Stated task:
Print out each record below, unaltered and complete, without its images.

Records provided:
— START —

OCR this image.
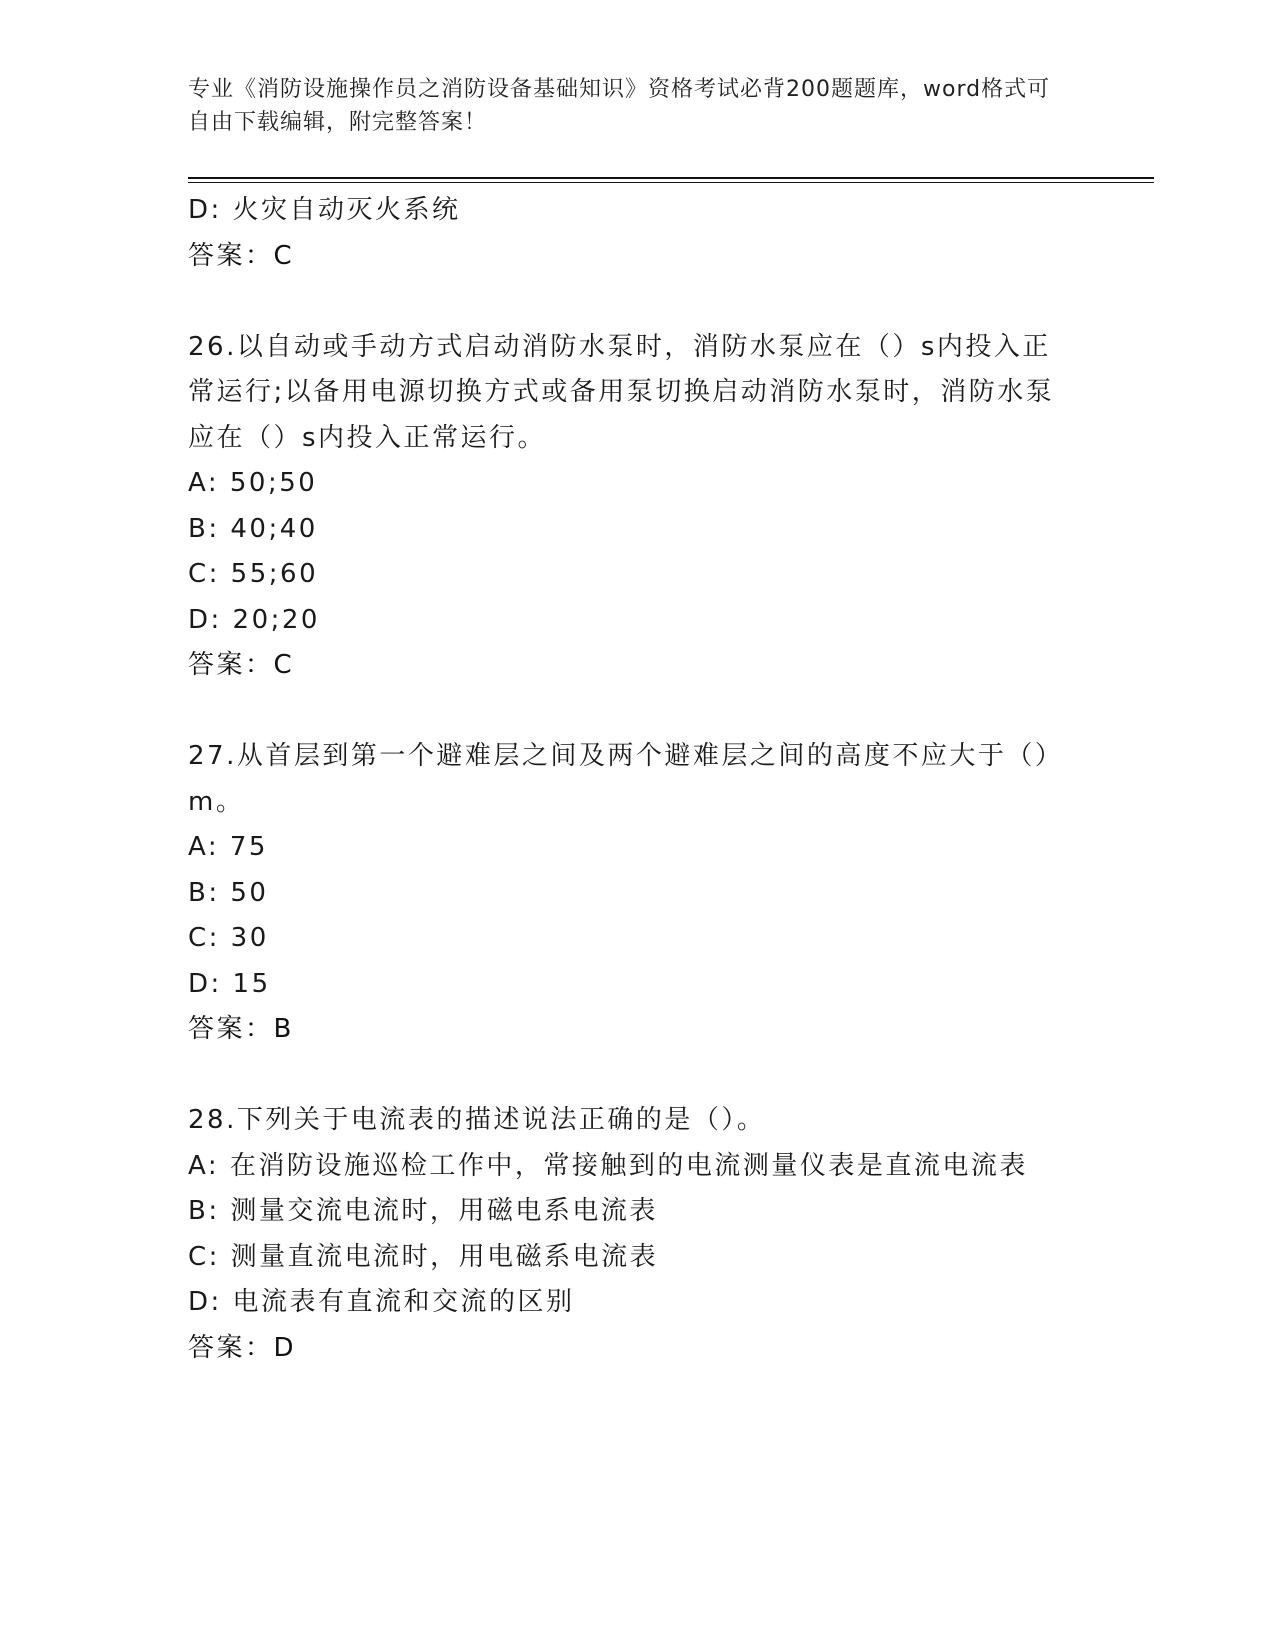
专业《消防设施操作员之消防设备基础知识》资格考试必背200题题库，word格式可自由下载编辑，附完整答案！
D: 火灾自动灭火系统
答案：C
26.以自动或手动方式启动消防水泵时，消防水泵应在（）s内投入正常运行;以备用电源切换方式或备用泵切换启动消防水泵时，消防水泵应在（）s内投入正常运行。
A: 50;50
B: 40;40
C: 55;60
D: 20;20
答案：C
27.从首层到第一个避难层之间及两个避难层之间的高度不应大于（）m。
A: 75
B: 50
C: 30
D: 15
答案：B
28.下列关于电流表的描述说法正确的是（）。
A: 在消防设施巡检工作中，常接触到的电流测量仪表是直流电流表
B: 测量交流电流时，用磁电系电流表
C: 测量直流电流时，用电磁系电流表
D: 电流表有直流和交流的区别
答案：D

— END —

Solution to this exercise:
OCR this image.
专业《消防设施操作员之消防设备基础知识》资格考试必背200题题库，word格式可自由下载编辑，附完整答案！
D: 火灾自动灭火系统
答案：C
26.以自动或手动方式启动消防水泵时，消防水泵应在（）s内投入正常运行;以备用电源切换方式或备用泵切换启动消防水泵时，消防水泵应在（）s内投入正常运行。
A: 50;50
B: 40;40
C: 55;60
D: 20;20
答案：C
27.从首层到第一个避难层之间及两个避难层之间的高度不应大于（）m。
A: 75
B: 50
C: 30
D: 15
答案：B
28.下列关于电流表的描述说法正确的是（）。
A: 在消防设施巡检工作中，常接触到的电流测量仪表是直流电流表
B: 测量交流电流时，用磁电系电流表
C: 测量直流电流时，用电磁系电流表
D: 电流表有直流和交流的区别
答案：D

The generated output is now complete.